— Exercise directions —
Which lines hold the word "bambini"? Copy each one.

═══ Extracted information

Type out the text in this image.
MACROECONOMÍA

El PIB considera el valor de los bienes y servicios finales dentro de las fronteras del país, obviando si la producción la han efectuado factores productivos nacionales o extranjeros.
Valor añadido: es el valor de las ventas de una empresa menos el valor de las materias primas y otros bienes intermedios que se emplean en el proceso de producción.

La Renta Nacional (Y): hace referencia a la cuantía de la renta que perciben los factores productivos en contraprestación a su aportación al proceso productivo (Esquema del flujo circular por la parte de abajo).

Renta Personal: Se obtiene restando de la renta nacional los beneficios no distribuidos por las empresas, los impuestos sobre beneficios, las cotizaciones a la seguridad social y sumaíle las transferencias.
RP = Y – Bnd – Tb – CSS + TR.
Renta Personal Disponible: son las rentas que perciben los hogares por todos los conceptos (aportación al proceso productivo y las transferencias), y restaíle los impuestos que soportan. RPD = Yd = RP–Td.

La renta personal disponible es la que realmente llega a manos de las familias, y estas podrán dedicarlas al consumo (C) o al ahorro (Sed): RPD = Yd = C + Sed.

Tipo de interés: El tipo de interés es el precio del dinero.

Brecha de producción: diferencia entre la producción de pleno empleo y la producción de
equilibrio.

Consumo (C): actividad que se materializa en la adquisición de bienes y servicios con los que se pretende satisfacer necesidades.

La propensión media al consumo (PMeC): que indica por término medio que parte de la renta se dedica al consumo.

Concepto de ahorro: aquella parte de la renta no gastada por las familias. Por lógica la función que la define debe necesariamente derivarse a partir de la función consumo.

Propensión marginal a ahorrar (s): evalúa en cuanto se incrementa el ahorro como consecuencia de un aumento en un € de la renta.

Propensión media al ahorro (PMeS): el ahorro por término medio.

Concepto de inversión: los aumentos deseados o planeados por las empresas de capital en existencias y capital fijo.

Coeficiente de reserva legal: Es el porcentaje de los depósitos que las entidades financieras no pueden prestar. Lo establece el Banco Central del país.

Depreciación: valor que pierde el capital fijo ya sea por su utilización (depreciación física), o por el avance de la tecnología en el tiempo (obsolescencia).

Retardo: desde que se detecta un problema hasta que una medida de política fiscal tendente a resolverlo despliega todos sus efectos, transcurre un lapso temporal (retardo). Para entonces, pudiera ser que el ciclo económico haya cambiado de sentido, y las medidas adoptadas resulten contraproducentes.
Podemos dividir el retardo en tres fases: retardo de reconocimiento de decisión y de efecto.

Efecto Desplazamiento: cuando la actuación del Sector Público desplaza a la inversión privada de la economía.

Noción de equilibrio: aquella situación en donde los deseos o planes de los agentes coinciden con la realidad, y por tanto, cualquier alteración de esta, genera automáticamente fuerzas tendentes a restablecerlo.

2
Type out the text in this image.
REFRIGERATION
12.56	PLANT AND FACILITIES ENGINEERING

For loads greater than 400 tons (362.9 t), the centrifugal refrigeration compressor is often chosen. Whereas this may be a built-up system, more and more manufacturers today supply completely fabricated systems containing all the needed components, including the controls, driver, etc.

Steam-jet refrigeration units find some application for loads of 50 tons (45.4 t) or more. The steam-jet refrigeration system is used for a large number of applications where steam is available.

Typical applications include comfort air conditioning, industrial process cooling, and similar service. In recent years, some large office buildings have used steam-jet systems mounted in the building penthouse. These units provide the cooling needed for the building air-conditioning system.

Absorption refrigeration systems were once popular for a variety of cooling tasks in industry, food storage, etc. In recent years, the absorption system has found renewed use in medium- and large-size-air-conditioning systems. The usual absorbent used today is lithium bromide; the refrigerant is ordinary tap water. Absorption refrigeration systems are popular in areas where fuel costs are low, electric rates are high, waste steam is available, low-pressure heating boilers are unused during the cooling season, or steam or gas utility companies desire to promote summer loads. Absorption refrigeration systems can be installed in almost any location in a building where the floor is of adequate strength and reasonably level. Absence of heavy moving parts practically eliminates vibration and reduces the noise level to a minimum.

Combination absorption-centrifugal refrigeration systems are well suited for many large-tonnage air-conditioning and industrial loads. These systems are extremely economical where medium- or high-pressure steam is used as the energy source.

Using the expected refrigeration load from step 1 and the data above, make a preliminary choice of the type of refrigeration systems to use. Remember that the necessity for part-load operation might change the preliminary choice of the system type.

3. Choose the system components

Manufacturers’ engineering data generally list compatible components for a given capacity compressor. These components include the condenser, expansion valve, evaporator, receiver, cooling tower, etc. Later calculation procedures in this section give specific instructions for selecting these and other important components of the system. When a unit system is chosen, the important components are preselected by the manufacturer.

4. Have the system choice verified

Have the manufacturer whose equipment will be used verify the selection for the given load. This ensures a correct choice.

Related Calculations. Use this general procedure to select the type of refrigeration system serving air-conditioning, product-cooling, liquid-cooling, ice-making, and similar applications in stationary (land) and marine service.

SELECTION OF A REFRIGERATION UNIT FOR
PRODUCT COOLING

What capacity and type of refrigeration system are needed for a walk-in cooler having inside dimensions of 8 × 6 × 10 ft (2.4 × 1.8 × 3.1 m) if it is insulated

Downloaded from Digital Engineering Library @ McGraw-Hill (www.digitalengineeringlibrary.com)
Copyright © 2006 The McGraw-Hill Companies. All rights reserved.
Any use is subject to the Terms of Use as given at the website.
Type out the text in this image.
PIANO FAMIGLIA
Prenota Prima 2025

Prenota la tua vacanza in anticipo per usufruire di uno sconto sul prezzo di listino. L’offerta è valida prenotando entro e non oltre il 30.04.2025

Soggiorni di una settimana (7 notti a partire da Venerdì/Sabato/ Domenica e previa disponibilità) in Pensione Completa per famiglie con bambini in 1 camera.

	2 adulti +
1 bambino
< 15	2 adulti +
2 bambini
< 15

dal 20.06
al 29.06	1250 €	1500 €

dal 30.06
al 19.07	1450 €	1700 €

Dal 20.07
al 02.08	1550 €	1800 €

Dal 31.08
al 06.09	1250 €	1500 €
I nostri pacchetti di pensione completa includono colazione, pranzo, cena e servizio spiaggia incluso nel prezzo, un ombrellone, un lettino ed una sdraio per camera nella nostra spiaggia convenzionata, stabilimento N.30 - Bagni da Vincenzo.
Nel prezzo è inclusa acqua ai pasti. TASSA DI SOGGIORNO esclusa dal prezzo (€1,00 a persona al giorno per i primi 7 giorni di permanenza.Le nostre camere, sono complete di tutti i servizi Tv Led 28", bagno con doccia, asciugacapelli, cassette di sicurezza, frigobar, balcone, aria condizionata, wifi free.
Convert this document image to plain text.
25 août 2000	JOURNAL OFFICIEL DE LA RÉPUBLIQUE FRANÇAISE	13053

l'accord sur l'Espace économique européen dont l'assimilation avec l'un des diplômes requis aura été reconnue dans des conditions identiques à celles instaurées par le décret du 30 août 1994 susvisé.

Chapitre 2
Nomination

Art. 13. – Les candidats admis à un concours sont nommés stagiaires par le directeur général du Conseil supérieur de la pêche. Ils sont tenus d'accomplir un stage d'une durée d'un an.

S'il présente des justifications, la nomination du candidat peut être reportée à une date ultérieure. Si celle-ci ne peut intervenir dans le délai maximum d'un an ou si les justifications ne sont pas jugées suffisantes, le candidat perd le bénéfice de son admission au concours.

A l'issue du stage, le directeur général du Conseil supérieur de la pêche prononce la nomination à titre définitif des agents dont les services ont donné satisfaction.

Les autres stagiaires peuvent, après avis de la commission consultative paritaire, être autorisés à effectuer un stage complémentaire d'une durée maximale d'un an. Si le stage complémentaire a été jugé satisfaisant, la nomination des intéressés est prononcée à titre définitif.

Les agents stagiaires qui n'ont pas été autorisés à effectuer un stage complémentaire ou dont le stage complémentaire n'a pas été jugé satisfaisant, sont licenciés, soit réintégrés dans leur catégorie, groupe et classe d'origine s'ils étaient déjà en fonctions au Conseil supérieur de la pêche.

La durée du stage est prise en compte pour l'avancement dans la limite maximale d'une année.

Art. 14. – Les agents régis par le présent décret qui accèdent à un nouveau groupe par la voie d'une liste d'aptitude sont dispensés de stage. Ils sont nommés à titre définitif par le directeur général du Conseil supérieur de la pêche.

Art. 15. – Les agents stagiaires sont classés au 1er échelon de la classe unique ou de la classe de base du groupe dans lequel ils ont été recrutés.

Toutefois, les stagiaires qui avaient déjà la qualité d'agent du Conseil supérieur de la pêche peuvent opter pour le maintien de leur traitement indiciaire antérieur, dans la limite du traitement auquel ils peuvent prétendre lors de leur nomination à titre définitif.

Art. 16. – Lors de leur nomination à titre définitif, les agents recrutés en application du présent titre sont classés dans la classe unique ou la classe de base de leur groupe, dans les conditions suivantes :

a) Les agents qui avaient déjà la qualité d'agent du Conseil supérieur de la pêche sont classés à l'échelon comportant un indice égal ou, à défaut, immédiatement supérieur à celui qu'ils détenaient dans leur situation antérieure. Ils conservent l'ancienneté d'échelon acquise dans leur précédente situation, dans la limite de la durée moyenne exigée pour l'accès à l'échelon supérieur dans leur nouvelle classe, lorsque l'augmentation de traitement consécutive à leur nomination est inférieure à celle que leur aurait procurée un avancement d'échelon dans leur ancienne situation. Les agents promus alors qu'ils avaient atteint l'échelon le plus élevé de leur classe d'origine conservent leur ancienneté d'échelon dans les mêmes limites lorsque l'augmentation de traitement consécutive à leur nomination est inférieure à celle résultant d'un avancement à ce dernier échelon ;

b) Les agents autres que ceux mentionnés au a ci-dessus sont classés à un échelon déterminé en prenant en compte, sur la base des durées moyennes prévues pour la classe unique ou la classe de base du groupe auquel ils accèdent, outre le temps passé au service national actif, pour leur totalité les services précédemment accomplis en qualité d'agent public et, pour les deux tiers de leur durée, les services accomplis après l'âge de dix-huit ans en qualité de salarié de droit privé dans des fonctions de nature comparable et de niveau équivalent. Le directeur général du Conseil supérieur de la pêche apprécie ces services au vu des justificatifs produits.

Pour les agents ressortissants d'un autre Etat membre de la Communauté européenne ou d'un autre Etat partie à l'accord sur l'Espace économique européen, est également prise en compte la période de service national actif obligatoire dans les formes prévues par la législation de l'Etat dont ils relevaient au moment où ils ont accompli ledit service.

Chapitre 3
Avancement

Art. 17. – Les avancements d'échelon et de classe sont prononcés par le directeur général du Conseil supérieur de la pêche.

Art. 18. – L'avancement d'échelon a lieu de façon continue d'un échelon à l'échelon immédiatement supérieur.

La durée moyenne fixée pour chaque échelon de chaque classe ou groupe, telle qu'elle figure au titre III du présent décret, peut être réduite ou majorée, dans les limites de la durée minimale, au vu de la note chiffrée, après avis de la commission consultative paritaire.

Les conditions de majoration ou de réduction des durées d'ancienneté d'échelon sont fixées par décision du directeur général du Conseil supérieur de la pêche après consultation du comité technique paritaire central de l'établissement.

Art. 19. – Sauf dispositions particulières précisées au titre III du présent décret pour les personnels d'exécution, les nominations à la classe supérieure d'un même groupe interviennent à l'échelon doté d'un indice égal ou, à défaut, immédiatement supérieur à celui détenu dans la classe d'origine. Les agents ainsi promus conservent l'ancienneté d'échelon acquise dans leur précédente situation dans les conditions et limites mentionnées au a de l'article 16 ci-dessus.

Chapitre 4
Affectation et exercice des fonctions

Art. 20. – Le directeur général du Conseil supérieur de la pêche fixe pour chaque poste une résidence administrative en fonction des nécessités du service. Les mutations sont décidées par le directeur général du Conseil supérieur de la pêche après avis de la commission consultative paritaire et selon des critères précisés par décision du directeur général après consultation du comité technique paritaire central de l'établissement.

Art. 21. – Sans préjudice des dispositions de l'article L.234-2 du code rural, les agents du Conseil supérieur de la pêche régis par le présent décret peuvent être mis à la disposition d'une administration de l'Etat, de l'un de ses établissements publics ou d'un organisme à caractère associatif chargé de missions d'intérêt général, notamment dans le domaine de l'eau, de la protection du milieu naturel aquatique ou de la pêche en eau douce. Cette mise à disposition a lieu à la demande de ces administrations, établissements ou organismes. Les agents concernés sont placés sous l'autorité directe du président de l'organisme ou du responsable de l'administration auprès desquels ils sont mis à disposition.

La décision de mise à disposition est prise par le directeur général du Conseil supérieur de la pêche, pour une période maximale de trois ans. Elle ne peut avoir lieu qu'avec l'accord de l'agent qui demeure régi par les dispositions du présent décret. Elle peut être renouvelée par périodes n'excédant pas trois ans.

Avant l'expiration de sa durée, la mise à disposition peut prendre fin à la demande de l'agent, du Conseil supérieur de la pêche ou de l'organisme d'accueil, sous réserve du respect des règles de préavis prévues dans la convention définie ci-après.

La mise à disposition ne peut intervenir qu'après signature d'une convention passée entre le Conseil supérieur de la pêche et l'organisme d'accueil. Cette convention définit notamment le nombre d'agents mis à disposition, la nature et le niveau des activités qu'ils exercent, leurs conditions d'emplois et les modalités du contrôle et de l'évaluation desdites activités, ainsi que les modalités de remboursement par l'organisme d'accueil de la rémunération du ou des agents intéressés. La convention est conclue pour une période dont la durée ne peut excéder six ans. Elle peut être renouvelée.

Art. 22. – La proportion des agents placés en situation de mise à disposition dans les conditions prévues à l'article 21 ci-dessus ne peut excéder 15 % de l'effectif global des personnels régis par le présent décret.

══════

— Full answer —
Soggiorni di una settimana (7 notti a partire da Venerdì/Sabato/ Domenica e previa disponibilità) in Pensione Completa per famiglie con bambini in 1 camera.
2 bambini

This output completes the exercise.